Task requirements:
Identify and reproduce every line holding the string "name".

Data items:
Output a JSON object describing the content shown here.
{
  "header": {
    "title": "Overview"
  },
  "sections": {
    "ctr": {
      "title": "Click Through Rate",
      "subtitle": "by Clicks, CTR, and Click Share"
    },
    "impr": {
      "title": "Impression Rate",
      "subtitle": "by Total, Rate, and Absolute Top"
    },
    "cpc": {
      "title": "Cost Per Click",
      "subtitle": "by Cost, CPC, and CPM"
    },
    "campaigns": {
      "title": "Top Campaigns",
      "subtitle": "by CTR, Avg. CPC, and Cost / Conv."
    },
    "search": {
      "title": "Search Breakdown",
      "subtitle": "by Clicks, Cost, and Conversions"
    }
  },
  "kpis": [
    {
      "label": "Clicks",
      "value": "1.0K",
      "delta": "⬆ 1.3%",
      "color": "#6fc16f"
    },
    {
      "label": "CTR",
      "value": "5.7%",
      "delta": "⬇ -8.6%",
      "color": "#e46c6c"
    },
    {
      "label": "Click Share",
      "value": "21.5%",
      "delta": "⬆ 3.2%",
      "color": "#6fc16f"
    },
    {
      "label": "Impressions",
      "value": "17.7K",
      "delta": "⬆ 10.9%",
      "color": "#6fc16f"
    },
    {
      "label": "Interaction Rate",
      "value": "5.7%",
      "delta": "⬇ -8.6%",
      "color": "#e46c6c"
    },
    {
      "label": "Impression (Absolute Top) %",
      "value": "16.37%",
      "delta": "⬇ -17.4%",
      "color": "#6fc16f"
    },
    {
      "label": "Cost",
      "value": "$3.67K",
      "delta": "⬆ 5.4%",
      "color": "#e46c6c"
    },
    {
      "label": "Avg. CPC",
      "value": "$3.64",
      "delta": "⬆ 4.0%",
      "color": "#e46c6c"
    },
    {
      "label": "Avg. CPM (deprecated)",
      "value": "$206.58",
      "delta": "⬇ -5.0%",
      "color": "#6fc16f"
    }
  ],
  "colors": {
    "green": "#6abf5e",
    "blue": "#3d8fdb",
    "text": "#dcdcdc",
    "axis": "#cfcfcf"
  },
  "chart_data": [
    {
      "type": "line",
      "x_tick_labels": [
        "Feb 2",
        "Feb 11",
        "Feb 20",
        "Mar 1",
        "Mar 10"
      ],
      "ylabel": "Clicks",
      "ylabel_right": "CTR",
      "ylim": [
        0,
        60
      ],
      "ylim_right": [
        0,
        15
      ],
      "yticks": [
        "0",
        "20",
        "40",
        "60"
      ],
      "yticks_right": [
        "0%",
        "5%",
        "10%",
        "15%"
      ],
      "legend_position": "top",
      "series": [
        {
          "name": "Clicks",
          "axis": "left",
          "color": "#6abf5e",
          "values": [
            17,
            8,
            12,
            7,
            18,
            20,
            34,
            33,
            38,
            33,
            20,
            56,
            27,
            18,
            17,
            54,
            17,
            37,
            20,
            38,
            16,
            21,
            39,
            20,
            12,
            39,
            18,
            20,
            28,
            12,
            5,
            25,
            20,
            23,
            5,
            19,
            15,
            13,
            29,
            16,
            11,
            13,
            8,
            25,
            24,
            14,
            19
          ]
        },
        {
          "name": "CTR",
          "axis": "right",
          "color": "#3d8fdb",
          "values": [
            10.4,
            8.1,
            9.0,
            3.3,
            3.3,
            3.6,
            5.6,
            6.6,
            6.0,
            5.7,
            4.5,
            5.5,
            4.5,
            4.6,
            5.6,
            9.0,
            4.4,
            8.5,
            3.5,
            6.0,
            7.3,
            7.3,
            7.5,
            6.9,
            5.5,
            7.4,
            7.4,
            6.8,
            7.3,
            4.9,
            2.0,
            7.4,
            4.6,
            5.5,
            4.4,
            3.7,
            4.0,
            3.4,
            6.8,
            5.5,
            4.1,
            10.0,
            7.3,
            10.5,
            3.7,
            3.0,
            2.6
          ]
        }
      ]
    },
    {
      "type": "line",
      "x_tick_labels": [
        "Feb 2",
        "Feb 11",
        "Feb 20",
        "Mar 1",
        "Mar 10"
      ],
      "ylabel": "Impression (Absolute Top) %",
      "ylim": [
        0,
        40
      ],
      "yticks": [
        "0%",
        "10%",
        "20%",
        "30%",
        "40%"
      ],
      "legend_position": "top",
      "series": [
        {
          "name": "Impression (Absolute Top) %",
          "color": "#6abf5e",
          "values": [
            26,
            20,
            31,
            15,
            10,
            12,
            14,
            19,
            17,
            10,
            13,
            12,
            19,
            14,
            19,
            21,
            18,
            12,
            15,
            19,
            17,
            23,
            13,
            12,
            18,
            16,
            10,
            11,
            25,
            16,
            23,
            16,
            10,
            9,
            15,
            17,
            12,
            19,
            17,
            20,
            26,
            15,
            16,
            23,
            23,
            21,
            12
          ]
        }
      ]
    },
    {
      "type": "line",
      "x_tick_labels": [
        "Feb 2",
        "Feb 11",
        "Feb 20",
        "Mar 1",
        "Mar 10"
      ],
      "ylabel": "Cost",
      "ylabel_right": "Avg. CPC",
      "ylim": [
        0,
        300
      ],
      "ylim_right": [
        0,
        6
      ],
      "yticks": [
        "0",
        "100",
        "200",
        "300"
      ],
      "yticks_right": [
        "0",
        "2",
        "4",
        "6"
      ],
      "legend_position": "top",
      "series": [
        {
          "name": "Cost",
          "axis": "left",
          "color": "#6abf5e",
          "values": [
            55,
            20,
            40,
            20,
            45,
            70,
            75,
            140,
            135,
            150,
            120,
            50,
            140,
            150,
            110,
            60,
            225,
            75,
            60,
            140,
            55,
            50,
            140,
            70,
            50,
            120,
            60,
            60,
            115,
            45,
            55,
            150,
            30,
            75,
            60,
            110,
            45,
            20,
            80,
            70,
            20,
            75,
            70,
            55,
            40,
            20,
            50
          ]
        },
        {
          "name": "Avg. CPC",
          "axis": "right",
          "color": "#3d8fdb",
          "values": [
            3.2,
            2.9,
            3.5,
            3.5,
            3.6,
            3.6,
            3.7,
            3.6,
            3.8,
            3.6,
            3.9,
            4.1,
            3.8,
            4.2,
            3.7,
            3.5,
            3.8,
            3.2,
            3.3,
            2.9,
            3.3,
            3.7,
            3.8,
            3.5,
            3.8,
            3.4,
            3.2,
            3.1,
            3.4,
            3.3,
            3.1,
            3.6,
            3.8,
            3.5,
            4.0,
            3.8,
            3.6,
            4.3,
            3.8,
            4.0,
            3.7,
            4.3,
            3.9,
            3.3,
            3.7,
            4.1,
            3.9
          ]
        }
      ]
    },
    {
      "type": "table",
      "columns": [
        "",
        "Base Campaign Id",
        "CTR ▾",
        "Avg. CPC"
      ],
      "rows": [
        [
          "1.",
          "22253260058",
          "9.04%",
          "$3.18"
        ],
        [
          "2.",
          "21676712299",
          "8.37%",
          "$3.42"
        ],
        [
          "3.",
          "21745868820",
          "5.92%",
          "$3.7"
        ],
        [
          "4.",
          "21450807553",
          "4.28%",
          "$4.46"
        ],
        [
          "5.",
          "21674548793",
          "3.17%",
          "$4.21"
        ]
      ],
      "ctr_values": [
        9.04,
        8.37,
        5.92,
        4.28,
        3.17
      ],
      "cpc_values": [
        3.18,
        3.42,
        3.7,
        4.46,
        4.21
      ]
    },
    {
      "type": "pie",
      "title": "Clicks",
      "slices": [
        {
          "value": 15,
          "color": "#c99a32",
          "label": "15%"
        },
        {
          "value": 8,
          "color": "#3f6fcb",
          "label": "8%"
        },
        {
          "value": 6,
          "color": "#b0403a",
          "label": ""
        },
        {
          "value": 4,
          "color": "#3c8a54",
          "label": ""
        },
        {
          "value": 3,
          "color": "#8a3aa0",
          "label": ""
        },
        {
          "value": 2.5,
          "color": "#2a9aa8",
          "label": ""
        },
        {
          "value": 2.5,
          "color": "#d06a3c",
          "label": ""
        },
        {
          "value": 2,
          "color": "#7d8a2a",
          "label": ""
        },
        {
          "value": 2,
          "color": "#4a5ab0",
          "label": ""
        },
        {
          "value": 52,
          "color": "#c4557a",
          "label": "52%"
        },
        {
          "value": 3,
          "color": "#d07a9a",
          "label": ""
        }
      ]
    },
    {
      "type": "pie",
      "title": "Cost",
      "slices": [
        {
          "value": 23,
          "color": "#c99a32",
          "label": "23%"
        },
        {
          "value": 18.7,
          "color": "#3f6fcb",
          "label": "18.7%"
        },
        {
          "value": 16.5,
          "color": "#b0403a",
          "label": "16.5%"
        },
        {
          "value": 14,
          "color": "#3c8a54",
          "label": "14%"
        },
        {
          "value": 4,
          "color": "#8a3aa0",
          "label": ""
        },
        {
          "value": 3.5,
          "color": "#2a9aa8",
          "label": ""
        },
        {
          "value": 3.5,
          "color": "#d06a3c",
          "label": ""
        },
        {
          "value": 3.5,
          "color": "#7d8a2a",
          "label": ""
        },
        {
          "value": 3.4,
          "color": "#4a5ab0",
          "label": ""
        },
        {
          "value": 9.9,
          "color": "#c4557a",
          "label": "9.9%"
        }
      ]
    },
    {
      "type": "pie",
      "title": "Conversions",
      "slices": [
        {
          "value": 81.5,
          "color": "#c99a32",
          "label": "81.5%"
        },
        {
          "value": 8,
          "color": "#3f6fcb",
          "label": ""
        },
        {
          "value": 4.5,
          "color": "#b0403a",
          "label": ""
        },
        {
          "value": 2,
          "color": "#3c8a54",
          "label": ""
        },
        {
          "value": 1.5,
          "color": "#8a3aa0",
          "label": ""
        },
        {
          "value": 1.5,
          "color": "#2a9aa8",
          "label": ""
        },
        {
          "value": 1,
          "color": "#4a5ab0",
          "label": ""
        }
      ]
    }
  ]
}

Full solution:
          "name": "Clicks",
          "name": "CTR",
          "name": "Impression (Absolute Top) %",
          "name": "Cost",
          "name": "Avg. CPC",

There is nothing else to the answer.